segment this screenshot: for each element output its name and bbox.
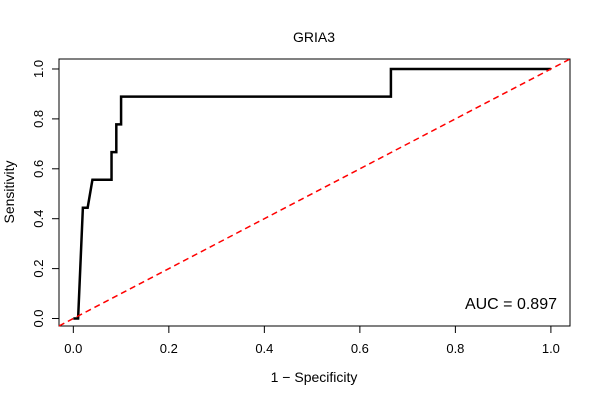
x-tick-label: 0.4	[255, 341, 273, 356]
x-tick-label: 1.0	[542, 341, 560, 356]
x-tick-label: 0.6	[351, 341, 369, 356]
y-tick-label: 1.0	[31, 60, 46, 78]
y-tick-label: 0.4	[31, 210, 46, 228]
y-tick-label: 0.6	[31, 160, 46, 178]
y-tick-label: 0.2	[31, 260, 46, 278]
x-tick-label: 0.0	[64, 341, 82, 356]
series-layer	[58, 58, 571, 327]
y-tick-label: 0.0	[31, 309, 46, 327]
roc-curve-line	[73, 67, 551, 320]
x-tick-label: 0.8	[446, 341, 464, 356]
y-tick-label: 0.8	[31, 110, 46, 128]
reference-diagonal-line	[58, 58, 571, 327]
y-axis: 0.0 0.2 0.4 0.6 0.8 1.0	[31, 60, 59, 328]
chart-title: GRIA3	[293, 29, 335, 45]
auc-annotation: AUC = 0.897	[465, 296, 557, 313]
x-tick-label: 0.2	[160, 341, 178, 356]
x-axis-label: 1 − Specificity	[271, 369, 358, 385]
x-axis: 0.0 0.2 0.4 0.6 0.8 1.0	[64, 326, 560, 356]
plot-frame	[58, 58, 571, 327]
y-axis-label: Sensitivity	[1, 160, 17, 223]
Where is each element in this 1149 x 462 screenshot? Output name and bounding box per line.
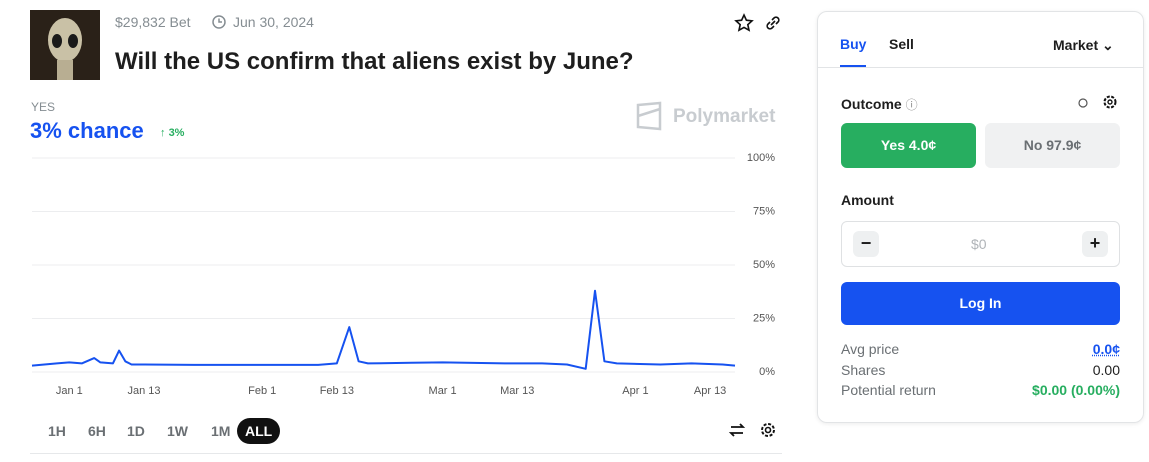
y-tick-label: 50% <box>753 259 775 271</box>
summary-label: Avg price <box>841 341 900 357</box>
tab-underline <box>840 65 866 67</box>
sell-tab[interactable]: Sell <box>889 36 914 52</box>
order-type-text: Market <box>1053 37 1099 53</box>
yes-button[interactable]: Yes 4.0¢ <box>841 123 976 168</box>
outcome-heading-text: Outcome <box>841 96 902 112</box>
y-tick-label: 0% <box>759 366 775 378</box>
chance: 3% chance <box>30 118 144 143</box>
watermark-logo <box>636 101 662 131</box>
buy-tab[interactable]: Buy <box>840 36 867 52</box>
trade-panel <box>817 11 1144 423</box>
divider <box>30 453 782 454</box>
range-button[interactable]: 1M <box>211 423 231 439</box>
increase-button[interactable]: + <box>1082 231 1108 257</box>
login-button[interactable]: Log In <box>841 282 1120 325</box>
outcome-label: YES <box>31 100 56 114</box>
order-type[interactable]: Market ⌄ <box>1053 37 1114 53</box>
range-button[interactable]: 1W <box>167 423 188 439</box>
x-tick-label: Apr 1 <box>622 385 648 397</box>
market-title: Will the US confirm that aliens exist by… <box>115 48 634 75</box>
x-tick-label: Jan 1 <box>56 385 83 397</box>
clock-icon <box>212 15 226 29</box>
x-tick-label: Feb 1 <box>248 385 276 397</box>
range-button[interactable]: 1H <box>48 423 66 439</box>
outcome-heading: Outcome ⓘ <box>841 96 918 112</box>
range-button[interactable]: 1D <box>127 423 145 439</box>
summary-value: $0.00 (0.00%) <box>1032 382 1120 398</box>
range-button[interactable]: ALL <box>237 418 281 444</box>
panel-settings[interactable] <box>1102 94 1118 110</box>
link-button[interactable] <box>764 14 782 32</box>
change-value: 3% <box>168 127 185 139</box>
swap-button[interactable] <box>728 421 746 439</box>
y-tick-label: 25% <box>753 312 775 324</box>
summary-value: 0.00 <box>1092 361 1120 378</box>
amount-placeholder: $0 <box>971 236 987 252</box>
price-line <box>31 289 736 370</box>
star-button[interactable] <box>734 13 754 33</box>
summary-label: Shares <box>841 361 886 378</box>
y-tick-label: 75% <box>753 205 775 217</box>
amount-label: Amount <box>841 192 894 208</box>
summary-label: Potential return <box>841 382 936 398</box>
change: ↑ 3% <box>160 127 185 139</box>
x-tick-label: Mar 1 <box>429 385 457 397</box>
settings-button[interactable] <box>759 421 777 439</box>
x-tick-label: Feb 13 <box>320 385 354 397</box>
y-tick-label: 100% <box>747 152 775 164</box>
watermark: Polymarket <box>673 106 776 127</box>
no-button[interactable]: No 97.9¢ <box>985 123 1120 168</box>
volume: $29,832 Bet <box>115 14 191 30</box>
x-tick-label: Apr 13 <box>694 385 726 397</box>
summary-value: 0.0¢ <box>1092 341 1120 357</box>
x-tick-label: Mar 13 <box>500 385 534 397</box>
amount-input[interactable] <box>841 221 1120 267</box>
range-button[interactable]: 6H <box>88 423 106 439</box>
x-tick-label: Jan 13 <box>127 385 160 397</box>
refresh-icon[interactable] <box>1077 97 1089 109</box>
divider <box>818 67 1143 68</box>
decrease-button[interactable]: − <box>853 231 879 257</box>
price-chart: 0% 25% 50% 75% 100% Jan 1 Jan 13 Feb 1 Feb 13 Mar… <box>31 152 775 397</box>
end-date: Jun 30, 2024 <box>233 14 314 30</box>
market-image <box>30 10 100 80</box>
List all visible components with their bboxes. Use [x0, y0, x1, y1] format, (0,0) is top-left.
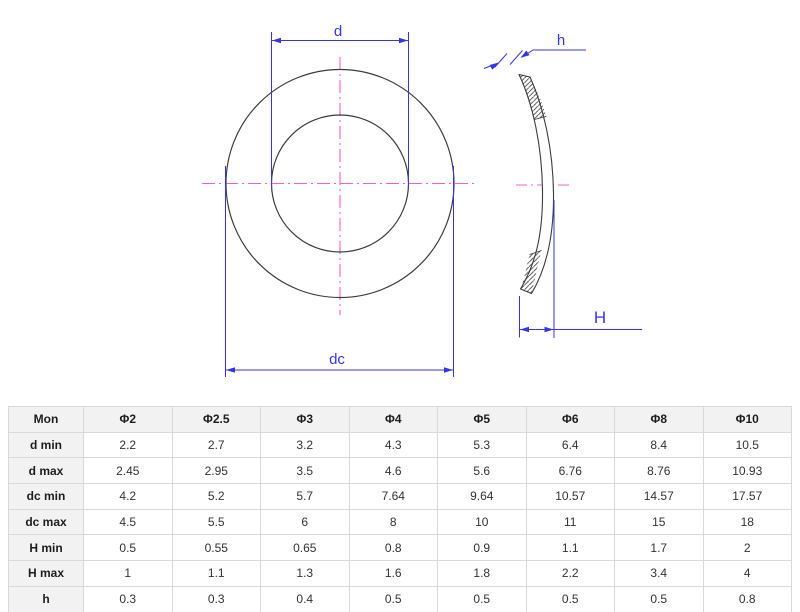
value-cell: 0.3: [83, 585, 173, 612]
+===+
= WHAT TO DO =
Please extract every line of the listing above verbatim and in its original order, leaving out the pictures.

= ANSWER TO THIS PROBLEM =
segment this screenshot: for each element output its name and bbox.
x-tick-label: 0.4	[255, 341, 273, 356]
x-tick-label: 1.0	[542, 341, 560, 356]
x-tick-label: 0.6	[351, 341, 369, 356]
y-tick-label: 1.0	[31, 60, 46, 78]
y-tick-label: 0.4	[31, 210, 46, 228]
y-tick-label: 0.6	[31, 160, 46, 178]
y-tick-label: 0.2	[31, 260, 46, 278]
x-tick-label: 0.0	[64, 341, 82, 356]
series-layer	[58, 58, 571, 327]
y-tick-label: 0.0	[31, 309, 46, 327]
roc-curve-line	[73, 67, 551, 320]
x-tick-label: 0.8	[446, 341, 464, 356]
y-tick-label: 0.8	[31, 110, 46, 128]
reference-diagonal-line	[58, 58, 571, 327]
y-axis: 0.0 0.2 0.4 0.6 0.8 1.0	[31, 60, 59, 328]
chart-title: GRIA3	[293, 29, 335, 45]
auc-annotation: AUC = 0.897	[465, 296, 557, 313]
x-tick-label: 0.2	[160, 341, 178, 356]
x-axis-label: 1 − Specificity	[271, 369, 358, 385]
x-axis: 0.0 0.2 0.4 0.6 0.8 1.0	[64, 326, 560, 356]
plot-frame	[58, 58, 571, 327]
y-axis-label: Sensitivity	[1, 160, 17, 223]
Where is each element in this 1149 x 462 screenshot? Output name and bounding box per line.
y-tick-label: 50% <box>753 259 775 271</box>
summary-label: Avg price <box>841 341 900 357</box>
tab-underline <box>840 65 866 67</box>
sell-tab[interactable]: Sell <box>889 36 914 52</box>
order-type-text: Market <box>1053 37 1099 53</box>
yes-button[interactable]: Yes 4.0¢ <box>841 123 976 168</box>
outcome-heading-text: Outcome <box>841 96 902 112</box>
y-tick-label: 0% <box>759 366 775 378</box>
chance: 3% chance <box>30 118 144 143</box>
watermark-logo <box>636 101 662 131</box>
buy-tab[interactable]: Buy <box>840 36 867 52</box>
trade-panel <box>817 11 1144 423</box>
divider <box>30 453 782 454</box>
range-button[interactable]: 1M <box>211 423 231 439</box>
increase-button[interactable]: + <box>1082 231 1108 257</box>
login-button[interactable]: Log In <box>841 282 1120 325</box>
outcome-label: YES <box>31 100 56 114</box>
order-type[interactable]: Market ⌄ <box>1053 37 1114 53</box>
range-button[interactable]: 1W <box>167 423 188 439</box>
x-tick-label: Apr 1 <box>622 385 648 397</box>
market-title: Will the US confirm that aliens exist by… <box>115 48 634 75</box>
x-tick-label: Jan 1 <box>56 385 83 397</box>
clock-icon <box>212 15 226 29</box>
x-tick-label: Feb 1 <box>248 385 276 397</box>
range-button[interactable]: 1H <box>48 423 66 439</box>
outcome-heading: Outcome ⓘ <box>841 96 918 112</box>
range-button[interactable]: 1D <box>127 423 145 439</box>
summary-value: $0.00 (0.00%) <box>1032 382 1120 398</box>
range-button[interactable]: ALL <box>237 418 281 444</box>
panel-settings[interactable] <box>1102 94 1118 110</box>
link-button[interactable] <box>764 14 782 32</box>
change-value: 3% <box>168 127 185 139</box>
swap-button[interactable] <box>728 421 746 439</box>
y-tick-label: 25% <box>753 312 775 324</box>
summary-value: 0.00 <box>1092 361 1120 378</box>
amount-placeholder: $0 <box>971 236 987 252</box>
price-line <box>31 289 736 370</box>
star-button[interactable] <box>734 13 754 33</box>
summary-label: Shares <box>841 361 886 378</box>
y-tick-label: 75% <box>753 205 775 217</box>
amount-label: Amount <box>841 192 894 208</box>
summary-label: Potential return <box>841 382 936 398</box>
change: ↑ 3% <box>160 127 185 139</box>
x-tick-label: Mar 1 <box>429 385 457 397</box>
settings-button[interactable] <box>759 421 777 439</box>
x-tick-label: Feb 13 <box>320 385 354 397</box>
y-tick-label: 100% <box>747 152 775 164</box>
watermark: Polymarket <box>673 106 776 127</box>
no-button[interactable]: No 97.9¢ <box>985 123 1120 168</box>
volume: $29,832 Bet <box>115 14 191 30</box>
x-tick-label: Apr 13 <box>694 385 726 397</box>
summary-value: 0.0¢ <box>1092 341 1120 357</box>
x-tick-label: Mar 13 <box>500 385 534 397</box>
amount-input[interactable] <box>841 221 1120 267</box>
range-button[interactable]: 6H <box>88 423 106 439</box>
x-tick-label: Jan 13 <box>127 385 160 397</box>
refresh-icon[interactable] <box>1077 97 1089 109</box>
divider <box>818 67 1143 68</box>
decrease-button[interactable]: − <box>853 231 879 257</box>
price-chart: 0% 25% 50% 75% 100% Jan 1 Jan 13 Feb 1 Feb 13 Mar… <box>31 152 775 397</box>
end-date: Jun 30, 2024 <box>233 14 314 30</box>
market-image <box>30 10 100 80</box>
List all visible components with their bboxes. Use [x0, y0, x1, y1] format, (0,0) is top-left.
value-cell: 0.3: [83, 585, 173, 612]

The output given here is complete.